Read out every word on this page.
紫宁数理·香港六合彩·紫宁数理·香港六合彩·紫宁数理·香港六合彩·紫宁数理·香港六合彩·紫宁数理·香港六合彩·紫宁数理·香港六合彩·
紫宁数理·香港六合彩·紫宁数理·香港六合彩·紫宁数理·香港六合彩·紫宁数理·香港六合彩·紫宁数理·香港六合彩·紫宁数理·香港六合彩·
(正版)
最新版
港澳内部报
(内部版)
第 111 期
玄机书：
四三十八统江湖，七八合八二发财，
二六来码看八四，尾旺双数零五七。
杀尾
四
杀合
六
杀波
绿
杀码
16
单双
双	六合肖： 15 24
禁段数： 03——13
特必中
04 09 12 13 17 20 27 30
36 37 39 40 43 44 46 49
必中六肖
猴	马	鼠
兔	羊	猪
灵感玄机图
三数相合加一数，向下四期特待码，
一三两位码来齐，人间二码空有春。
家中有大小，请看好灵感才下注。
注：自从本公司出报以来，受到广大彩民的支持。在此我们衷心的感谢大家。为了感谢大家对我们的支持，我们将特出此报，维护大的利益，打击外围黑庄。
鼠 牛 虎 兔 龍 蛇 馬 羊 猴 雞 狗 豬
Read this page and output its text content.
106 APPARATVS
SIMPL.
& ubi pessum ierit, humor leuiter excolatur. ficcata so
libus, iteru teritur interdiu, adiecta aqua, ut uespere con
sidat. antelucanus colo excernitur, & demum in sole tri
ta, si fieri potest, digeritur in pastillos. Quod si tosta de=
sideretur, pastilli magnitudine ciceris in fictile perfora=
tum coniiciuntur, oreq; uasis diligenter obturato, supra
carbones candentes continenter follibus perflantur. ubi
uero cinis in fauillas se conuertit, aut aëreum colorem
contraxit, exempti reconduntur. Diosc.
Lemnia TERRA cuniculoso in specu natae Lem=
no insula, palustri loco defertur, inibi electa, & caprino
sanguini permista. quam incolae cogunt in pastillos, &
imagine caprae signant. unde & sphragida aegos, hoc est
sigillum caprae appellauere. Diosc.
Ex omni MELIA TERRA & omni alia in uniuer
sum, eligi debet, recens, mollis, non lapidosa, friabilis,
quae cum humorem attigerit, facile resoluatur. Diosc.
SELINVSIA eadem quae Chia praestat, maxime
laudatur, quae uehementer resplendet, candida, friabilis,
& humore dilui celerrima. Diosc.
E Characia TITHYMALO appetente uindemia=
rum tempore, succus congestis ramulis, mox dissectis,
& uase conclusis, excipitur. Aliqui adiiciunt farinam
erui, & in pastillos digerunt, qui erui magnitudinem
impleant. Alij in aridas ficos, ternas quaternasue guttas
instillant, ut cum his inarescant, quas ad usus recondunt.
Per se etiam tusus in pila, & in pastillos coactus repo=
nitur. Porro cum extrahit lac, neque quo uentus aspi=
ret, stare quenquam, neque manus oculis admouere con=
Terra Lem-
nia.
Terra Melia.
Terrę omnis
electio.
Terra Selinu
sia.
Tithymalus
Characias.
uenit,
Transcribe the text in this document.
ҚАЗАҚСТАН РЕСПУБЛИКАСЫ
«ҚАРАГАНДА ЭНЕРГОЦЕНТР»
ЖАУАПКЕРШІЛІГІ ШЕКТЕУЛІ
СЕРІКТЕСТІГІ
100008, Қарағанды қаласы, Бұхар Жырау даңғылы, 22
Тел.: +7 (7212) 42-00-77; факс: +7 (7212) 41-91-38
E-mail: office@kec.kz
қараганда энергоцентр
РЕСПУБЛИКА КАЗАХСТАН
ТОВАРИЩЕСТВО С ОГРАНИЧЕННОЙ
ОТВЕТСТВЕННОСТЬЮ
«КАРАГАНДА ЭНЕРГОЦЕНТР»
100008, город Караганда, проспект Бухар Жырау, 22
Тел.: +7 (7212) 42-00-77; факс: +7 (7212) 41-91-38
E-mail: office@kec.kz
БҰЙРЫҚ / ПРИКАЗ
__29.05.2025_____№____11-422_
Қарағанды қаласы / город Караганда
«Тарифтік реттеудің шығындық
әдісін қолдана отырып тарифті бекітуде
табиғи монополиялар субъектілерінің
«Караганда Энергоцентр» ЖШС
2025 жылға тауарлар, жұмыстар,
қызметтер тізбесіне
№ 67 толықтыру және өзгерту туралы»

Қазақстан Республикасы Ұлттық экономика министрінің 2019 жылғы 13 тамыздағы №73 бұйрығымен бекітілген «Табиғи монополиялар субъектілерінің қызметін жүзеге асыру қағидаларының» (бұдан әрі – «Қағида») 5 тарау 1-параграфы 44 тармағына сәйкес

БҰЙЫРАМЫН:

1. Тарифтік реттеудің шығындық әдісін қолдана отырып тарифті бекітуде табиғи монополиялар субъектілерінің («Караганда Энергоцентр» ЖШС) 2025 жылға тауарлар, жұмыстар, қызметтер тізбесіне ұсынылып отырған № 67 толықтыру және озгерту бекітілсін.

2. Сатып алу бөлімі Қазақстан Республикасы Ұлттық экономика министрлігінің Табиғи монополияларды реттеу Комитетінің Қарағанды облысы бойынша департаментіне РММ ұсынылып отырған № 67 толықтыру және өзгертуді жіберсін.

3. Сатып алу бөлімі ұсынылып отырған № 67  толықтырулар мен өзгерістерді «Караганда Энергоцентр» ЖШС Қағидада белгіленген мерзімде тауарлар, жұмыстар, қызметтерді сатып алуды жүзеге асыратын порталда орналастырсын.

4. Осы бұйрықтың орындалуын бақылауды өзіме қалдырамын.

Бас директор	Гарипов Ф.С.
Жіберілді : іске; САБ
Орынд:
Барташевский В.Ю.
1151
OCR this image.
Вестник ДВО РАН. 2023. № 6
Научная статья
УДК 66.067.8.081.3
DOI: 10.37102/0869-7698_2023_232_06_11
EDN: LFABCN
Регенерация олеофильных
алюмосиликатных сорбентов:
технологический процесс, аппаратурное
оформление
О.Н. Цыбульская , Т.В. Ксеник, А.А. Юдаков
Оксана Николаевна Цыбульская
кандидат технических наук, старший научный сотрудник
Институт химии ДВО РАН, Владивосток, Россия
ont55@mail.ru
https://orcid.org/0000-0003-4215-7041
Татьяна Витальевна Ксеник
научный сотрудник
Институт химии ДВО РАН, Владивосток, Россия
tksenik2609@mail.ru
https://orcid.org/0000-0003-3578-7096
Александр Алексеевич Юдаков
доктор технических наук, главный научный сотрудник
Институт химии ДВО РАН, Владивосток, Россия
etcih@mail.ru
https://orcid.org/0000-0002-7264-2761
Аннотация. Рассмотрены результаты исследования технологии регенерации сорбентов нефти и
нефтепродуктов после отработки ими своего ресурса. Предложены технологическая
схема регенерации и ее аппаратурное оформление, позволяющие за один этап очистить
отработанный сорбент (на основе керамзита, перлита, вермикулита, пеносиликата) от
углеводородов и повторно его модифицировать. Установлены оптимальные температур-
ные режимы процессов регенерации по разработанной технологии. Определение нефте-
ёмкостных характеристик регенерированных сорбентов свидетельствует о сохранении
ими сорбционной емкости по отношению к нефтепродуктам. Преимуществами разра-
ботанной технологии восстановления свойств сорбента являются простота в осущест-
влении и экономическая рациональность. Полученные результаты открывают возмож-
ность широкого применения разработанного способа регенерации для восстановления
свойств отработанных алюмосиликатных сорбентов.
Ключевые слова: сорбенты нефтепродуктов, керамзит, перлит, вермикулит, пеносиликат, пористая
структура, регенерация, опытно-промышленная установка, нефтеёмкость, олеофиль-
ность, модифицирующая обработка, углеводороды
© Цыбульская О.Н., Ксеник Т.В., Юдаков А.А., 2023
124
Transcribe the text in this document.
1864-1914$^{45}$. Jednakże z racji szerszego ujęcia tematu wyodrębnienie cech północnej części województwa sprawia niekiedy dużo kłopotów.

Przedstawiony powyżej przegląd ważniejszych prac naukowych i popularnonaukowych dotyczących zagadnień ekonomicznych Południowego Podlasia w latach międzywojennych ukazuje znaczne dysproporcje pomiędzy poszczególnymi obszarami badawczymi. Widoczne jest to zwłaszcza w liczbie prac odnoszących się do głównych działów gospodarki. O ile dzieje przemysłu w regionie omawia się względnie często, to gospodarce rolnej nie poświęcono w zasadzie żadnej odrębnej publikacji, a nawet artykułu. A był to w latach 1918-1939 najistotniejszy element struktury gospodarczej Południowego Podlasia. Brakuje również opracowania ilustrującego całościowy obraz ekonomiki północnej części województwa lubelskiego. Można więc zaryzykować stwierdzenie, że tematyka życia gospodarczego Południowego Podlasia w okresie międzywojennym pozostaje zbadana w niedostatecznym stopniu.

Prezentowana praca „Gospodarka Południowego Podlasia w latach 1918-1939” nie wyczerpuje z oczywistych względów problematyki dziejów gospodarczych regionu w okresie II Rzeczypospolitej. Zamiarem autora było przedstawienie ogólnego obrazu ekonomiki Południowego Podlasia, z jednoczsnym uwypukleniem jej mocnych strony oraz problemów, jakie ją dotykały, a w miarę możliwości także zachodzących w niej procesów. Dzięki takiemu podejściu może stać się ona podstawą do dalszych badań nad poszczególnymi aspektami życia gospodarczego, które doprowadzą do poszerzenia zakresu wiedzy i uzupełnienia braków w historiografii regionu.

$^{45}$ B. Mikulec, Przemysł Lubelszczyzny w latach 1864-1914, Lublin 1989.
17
--*--
GIVEN TASK: Gather each line that holds "экономика".

EXERCISE ANSWER:
Қазақстан Республикасы Ұлттық экономика министрінің 2019 жылғы 13 тамыздағы №73 бұйрығымен бекітілген «Табиғи монополиялар субъектілерінің қызметін жүзеге асыру қағидаларының» (бұдан әрі – «Қағида») 5 тарау 1-параграфы 44 тармағына сәйкес
2. Сатып алу бөлімі Қазақстан Республикасы Ұлттық экономика министрлігінің Табиғи монополияларды реттеу Комитетінің Қарағанды облысы бойынша департаментіне РММ ұсынылып отырған № 67 толықтыру және өзгертуді жіберсін.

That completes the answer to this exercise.